Box annotation data:

BEGIN

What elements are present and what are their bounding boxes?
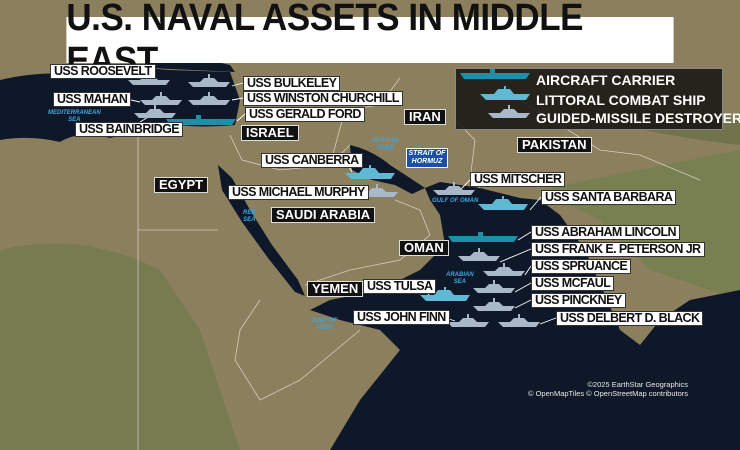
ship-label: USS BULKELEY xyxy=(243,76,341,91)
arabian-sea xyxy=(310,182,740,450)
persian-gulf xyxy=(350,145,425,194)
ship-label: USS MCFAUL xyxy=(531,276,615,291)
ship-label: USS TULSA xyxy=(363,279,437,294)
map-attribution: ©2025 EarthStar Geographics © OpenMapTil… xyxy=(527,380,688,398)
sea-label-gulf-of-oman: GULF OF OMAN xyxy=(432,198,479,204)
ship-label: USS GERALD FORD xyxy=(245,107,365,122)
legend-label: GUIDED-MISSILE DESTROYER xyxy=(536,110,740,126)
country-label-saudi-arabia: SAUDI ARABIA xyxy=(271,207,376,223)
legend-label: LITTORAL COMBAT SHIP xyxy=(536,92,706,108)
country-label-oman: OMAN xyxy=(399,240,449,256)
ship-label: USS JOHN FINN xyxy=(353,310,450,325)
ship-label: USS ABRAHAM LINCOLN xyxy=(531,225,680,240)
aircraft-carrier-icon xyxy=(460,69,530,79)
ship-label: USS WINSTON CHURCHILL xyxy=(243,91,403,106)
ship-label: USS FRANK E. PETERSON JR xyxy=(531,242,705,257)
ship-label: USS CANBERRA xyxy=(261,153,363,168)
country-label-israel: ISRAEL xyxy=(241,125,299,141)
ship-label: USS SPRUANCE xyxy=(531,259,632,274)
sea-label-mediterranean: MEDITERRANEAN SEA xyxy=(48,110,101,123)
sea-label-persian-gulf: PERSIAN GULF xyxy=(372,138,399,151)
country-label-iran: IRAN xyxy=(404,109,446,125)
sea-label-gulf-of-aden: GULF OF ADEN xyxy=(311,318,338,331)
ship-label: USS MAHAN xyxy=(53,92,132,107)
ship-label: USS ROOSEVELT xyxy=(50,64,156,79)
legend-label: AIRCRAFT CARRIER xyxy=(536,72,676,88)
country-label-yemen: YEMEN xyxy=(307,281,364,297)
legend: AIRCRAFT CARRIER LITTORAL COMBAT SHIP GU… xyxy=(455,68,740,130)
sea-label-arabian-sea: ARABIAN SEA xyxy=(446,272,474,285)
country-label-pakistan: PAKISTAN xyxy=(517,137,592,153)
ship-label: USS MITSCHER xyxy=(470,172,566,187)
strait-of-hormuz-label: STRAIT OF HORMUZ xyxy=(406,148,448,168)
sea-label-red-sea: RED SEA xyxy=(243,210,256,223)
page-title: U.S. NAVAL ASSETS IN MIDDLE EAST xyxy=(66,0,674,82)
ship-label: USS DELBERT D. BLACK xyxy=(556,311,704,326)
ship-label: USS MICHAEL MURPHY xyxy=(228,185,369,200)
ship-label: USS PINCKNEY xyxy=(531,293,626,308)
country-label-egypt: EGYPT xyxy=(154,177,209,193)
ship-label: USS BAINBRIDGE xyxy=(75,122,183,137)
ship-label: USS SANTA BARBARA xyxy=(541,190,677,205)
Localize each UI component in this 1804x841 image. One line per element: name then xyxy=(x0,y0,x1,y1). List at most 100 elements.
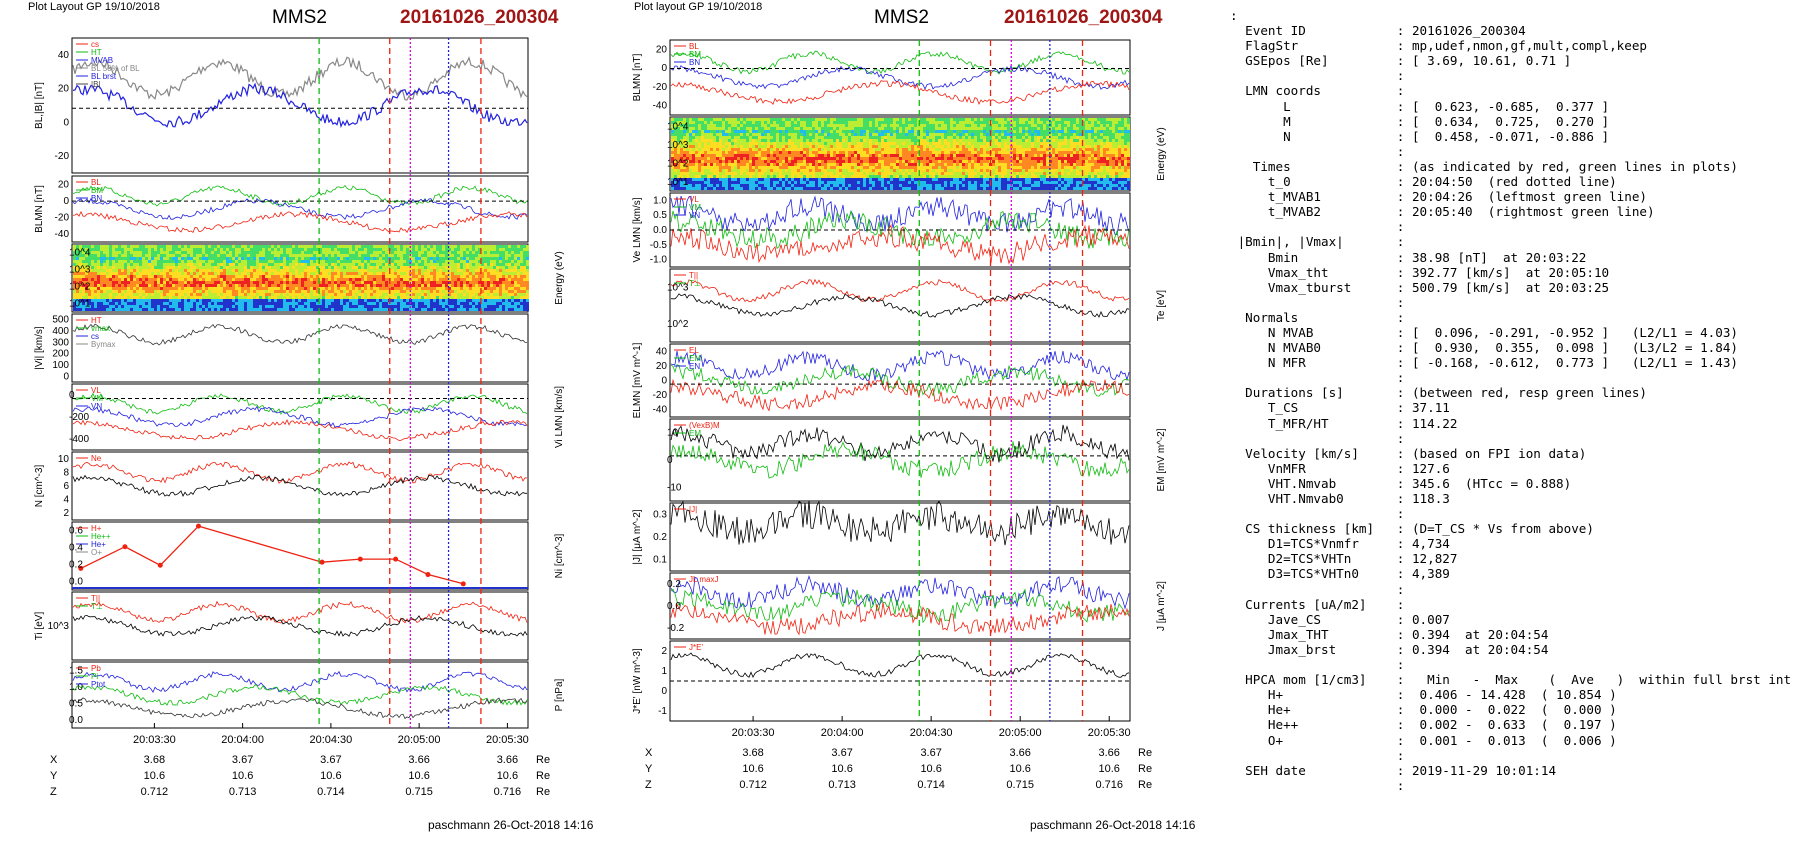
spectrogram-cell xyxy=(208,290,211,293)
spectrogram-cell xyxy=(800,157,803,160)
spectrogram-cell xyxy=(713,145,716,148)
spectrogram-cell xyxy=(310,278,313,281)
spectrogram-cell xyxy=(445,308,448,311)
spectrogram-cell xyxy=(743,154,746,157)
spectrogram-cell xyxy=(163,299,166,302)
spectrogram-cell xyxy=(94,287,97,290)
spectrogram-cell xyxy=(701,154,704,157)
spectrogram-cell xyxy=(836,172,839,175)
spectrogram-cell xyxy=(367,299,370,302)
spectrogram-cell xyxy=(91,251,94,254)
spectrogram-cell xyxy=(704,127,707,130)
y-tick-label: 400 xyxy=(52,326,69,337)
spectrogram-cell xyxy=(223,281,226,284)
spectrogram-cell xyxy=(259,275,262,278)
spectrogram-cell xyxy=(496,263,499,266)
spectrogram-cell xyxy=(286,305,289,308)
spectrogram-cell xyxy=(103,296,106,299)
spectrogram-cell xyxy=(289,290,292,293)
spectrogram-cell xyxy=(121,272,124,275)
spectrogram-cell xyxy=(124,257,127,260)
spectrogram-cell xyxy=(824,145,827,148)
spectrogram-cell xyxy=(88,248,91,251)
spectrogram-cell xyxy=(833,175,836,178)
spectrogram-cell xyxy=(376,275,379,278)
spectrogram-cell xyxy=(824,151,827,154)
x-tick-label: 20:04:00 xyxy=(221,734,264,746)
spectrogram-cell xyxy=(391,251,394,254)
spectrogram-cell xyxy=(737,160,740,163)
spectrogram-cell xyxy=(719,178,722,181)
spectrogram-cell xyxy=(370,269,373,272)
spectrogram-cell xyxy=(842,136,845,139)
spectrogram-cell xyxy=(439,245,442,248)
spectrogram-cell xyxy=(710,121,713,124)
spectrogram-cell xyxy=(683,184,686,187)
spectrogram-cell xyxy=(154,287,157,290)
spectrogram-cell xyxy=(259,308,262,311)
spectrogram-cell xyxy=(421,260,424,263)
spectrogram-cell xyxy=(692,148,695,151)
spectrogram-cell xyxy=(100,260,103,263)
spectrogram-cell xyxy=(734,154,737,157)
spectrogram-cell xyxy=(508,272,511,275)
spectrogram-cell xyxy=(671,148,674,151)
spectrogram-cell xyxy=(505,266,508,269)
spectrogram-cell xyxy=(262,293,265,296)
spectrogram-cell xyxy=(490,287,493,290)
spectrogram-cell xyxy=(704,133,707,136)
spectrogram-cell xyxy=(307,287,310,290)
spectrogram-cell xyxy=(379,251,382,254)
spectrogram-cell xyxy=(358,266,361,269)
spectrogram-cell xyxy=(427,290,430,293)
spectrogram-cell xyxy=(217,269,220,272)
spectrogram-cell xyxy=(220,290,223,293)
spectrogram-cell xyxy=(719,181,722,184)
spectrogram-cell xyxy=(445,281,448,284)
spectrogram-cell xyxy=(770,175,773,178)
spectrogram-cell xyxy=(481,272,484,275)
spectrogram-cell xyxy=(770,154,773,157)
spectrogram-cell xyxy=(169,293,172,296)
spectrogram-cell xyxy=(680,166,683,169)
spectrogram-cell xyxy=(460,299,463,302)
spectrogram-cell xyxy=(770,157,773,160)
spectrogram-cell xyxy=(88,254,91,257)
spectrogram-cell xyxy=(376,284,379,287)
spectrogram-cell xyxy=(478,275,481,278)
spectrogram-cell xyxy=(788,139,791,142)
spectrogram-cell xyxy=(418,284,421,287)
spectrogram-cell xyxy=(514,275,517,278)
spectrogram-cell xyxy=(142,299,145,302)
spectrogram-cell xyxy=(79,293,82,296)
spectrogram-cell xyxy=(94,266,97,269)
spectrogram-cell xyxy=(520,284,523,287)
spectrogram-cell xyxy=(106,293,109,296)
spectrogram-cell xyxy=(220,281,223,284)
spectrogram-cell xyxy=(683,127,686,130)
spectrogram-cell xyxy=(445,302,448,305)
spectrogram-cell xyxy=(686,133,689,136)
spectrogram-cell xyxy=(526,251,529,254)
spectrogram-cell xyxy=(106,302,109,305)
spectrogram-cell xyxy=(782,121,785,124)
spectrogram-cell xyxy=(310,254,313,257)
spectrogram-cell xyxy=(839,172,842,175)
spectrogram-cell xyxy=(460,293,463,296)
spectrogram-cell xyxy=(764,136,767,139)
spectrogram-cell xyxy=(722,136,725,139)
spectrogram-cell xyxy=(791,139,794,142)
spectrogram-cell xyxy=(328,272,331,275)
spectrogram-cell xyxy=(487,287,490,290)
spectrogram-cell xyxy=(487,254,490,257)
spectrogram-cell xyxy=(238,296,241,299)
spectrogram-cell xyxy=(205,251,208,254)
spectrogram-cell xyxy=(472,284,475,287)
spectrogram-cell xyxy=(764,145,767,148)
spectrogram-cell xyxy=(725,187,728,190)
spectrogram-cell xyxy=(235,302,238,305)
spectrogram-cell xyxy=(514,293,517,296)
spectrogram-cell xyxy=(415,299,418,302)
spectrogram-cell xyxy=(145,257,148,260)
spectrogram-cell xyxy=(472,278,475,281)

END

GIVEN EXERCISE:
Reproduce the lines of the entries above from the line with "spectrogram-cell xyxy=(208,290,211,293)" to the line with "spectrogram-cell xyxy=(391,251,394,254)", including both of those lines, with every character unchanged.

ANSWER TO THE TASK:
spectrogram-cell xyxy=(208,290,211,293)
spectrogram-cell xyxy=(800,157,803,160)
spectrogram-cell xyxy=(713,145,716,148)
spectrogram-cell xyxy=(310,278,313,281)
spectrogram-cell xyxy=(445,308,448,311)
spectrogram-cell xyxy=(743,154,746,157)
spectrogram-cell xyxy=(163,299,166,302)
spectrogram-cell xyxy=(94,287,97,290)
spectrogram-cell xyxy=(701,154,704,157)
spectrogram-cell xyxy=(836,172,839,175)
spectrogram-cell xyxy=(367,299,370,302)
spectrogram-cell xyxy=(91,251,94,254)
spectrogram-cell xyxy=(704,127,707,130)
y-tick-label: 400 xyxy=(52,326,69,337)
spectrogram-cell xyxy=(223,281,226,284)
spectrogram-cell xyxy=(259,275,262,278)
spectrogram-cell xyxy=(496,263,499,266)
spectrogram-cell xyxy=(286,305,289,308)
spectrogram-cell xyxy=(103,296,106,299)
spectrogram-cell xyxy=(289,290,292,293)
spectrogram-cell xyxy=(121,272,124,275)
spectrogram-cell xyxy=(124,257,127,260)
spectrogram-cell xyxy=(824,145,827,148)
spectrogram-cell xyxy=(88,248,91,251)
spectrogram-cell xyxy=(833,175,836,178)
spectrogram-cell xyxy=(376,275,379,278)
spectrogram-cell xyxy=(824,151,827,154)
x-tick-label: 20:04:00 xyxy=(221,734,264,746)
spectrogram-cell xyxy=(391,251,394,254)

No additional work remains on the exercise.